## Objetivo de la tarea:
Copie literalmente el fragmento del texto sobre la suspensión de envíos de petróleo mexicano a Cuba que va desde "En menos de" hasta "a nadie convencen.", ambas expresiones incluidas.

## Texto de lectura:
◇ ◇ ◇ ◇

El nudo cubano de Sheinbaum

México suspende envíos de petróleo a Cuba, generando tensiones internas en Morena y cuestionamientos sobre su soberanía frente a Trump.


Antonio Ocaranza

En menos de un mes, México pasó de ser el principal proveedor de petróleo de Cuba a suspender los envíos. Ha insistido en que la isla no ha sido un tema en sus conversaciones con el presidente Trump y ha reiterado que las decisiones que toma México en sus relaciones con otros países son soberanas, pero para explicar el radical cambio del apoyo hacia Cuba, la Presidenta ha tenido que hacer malabares que a nadie convencen.

Hay cuatro elementos a considerar sobre el peso que el tema cubano puede tener en la alianza que conforma el movimiento Morena y la Cuarta Transformación y para la soberanía de México: la relación histórica de los gobiernos mexicanos con la Revolución cubana, el significado de la Cuba revolucionaria para la izquierda mexicana, el discurso inconsistente del gobierno y el silencio de los simpatizantes del régimen cubano.

  • Cuba y el Estado mexicano. México ha tenido un entendimiento muy especial del proceso revolucionario cubano, viéndolo desde los ojos de la revolución social mexicana y del bloqueo de Estados Unidos, algo que resuena mucho en la psique política mexicana. Para los gobiernos revolucionarios del PRI, Cuba se convirtió, a partir de 1960, en una oportunidad para marcar distancia de Estados Unidos y dar forma a una política exterior independiente y soberana que se expresó claramente con el voto solitario de México en contra de la expulsión de Cuba de la OEA en reunión de Punta del Este, Uruguay, en enero de 1962. Desde entonces, aun con los gobiernos del PAN, Cuba ha recibido apoyo de México y se ha respetado su forma de gobierno a pesar de las violaciones a los derechos humanos y la falta de democracia.

◇ ◇ ◇ ◇

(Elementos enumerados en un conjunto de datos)
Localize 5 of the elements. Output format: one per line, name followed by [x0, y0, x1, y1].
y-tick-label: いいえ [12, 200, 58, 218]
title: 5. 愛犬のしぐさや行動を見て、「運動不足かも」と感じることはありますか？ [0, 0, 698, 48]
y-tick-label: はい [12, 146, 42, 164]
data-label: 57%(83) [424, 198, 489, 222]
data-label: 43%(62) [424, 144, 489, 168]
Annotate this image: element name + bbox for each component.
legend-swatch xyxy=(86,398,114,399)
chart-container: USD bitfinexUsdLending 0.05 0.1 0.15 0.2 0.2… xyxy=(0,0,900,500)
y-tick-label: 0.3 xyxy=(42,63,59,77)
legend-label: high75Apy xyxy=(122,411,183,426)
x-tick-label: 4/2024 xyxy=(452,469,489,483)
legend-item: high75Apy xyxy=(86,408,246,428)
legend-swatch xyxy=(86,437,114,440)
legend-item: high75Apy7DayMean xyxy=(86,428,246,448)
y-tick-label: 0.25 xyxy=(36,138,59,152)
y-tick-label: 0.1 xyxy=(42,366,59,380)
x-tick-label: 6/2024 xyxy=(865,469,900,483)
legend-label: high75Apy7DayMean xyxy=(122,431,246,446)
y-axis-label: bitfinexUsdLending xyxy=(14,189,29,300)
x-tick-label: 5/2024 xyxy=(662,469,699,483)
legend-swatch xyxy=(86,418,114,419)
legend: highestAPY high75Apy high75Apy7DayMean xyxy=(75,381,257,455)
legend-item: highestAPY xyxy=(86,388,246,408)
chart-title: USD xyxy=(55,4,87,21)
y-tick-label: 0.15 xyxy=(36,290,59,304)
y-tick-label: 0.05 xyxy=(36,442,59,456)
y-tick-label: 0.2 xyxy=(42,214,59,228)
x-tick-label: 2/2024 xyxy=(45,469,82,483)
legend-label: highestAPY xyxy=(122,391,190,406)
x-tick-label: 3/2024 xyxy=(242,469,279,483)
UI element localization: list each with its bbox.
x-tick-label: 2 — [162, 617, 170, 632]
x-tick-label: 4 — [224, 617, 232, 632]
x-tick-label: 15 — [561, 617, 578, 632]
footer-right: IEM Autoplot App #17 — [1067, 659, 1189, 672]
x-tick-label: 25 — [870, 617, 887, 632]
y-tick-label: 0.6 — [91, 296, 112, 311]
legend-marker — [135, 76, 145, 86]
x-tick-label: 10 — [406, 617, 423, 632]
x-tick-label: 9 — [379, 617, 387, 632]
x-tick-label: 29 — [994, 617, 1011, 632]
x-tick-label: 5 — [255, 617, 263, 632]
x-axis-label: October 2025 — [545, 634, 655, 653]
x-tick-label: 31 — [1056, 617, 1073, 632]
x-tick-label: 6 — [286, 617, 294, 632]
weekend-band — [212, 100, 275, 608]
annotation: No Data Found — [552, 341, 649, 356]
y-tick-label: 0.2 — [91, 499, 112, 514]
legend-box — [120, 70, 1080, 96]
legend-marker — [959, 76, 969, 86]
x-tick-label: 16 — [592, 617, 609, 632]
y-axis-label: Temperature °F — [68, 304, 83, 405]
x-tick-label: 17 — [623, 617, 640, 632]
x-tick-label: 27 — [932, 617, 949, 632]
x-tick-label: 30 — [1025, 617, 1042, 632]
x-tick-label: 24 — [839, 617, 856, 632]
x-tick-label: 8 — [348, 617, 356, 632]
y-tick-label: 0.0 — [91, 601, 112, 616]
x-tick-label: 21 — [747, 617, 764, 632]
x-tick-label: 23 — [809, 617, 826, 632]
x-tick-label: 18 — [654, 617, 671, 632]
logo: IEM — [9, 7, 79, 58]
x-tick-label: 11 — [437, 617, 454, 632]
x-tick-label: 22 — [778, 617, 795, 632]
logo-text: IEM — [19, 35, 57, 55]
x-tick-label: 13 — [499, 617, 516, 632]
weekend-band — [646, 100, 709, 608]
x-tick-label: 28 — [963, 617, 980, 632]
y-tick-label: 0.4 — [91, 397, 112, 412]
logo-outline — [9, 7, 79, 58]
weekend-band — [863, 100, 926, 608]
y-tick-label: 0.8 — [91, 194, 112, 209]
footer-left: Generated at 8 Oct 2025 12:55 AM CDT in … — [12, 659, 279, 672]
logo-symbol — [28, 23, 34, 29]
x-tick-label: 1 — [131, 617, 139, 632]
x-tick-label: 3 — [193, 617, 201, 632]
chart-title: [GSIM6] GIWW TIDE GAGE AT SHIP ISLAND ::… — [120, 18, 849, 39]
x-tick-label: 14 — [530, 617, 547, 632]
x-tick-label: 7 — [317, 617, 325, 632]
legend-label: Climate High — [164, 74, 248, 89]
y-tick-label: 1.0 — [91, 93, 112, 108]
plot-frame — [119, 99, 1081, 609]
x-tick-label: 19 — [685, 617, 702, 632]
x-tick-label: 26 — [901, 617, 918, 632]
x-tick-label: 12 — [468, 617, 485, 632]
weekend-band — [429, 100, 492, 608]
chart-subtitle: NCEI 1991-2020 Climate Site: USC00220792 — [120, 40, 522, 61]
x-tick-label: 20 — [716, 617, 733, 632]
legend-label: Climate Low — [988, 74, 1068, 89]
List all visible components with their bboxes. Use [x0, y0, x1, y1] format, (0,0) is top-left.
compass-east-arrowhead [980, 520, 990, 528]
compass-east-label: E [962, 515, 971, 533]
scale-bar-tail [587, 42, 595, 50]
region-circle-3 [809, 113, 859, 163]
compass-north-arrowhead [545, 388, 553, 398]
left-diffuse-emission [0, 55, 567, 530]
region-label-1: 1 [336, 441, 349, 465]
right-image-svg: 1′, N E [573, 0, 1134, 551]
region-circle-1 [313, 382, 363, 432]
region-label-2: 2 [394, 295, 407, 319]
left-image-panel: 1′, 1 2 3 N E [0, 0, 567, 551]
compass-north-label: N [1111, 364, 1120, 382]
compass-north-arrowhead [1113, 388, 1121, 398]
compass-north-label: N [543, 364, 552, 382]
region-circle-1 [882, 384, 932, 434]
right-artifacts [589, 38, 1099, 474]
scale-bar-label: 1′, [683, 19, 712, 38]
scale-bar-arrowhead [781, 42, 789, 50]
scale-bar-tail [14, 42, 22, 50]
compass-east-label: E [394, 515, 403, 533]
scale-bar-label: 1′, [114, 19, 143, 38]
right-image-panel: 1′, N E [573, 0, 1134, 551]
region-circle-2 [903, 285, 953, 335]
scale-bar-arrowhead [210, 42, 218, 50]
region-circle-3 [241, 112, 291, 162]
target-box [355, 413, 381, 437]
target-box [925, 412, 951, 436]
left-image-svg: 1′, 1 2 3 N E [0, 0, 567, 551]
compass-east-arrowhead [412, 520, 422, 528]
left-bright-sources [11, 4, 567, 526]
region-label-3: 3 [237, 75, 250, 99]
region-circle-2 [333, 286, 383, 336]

◇ ◇ ◇ ◇

## Respuesta del ejercicio:
En menos de un mes, México pasó de ser el principal proveedor de petróleo de Cuba a suspender los envíos. Ha insistido en que la isla no ha sido un tema en sus conversaciones con el presidente Trump y ha reiterado que las decisiones que toma México en sus relaciones con otros países son soberanas, pero para explicar el radical cambio del apoyo hacia Cuba, la Presidenta ha tenido que hacer malabares que a nadie convencen.